>> START

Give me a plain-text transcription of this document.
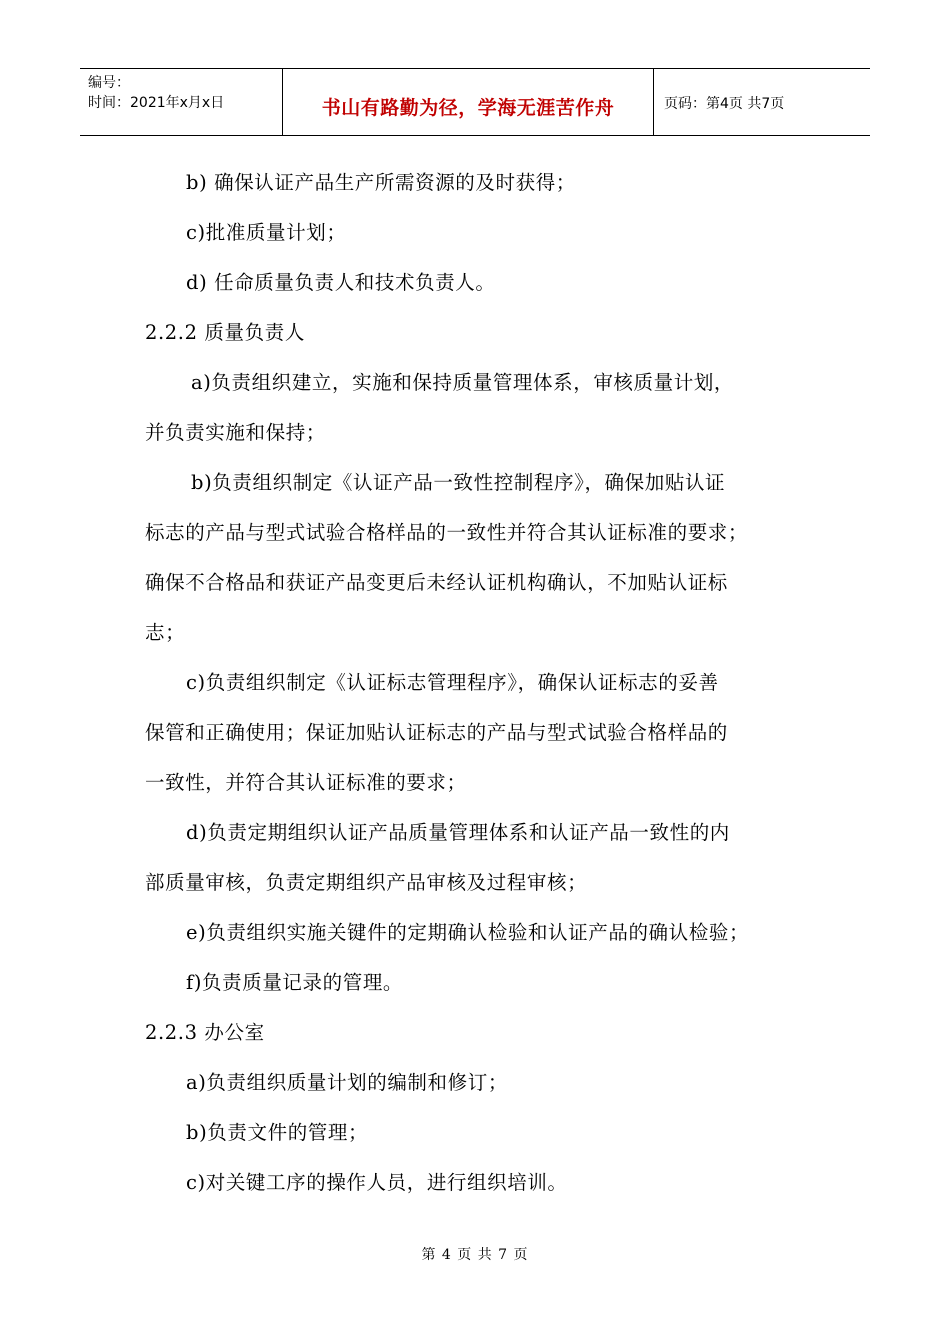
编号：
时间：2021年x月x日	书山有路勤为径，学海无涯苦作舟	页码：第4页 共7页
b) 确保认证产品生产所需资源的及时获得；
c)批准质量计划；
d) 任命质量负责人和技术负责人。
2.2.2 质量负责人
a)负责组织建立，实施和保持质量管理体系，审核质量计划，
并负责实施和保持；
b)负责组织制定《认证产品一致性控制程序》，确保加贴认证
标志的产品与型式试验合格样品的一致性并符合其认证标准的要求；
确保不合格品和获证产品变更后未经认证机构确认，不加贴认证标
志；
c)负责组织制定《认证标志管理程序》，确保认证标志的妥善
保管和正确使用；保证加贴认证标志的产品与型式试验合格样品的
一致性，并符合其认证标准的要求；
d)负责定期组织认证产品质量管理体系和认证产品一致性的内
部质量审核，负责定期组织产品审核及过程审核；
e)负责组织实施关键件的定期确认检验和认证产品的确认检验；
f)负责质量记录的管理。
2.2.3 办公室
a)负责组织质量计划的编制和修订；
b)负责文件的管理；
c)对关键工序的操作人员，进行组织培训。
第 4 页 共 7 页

>> END
>> START

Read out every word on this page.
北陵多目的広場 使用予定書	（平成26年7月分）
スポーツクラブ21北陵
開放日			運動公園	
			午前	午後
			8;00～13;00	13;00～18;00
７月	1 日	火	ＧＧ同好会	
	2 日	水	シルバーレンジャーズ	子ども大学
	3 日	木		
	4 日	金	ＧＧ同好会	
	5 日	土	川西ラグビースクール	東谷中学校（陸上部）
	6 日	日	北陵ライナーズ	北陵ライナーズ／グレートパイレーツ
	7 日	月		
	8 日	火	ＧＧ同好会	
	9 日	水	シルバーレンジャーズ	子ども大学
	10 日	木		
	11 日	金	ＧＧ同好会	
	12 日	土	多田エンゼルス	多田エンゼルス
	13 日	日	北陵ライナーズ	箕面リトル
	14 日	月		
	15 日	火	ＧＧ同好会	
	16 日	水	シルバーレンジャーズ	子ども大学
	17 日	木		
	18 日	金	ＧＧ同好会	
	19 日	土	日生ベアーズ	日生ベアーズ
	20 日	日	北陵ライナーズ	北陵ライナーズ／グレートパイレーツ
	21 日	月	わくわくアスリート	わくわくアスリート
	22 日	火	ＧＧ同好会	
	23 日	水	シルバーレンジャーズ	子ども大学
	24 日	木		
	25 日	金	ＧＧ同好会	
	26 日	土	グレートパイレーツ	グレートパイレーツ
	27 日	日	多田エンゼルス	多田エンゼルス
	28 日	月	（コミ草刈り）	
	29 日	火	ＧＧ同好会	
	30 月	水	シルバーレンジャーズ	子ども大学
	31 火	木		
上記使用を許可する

>> END
>> START

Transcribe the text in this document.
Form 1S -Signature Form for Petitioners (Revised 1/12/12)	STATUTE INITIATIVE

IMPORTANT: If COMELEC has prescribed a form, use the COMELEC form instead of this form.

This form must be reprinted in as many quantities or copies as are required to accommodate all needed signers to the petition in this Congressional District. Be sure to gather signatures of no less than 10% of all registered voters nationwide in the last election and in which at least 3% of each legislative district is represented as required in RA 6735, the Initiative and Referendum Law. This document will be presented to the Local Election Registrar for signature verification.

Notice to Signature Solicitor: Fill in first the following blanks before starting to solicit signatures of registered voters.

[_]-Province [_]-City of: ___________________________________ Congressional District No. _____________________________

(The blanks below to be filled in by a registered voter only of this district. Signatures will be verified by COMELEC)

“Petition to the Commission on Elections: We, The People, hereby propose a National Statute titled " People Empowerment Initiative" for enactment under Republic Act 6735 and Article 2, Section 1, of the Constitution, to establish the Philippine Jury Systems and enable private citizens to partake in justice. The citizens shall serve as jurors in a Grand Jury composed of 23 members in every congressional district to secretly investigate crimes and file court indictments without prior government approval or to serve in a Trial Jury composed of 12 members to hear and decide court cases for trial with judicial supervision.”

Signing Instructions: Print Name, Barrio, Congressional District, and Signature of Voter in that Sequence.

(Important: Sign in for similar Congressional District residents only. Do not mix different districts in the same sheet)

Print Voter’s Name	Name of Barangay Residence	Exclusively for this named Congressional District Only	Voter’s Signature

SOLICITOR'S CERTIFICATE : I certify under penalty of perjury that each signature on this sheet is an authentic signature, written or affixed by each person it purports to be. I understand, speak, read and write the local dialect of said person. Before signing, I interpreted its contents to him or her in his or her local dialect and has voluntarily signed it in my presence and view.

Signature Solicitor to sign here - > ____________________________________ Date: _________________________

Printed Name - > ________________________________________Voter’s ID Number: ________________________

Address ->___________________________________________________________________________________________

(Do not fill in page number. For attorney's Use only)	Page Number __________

>> END

**Your instructions**
Filter the records, keeping only lines that contain "text", and show those lines.

**Solution to the problem**
Give me a plain-text transcription of this document.
Transcribe the text in this document.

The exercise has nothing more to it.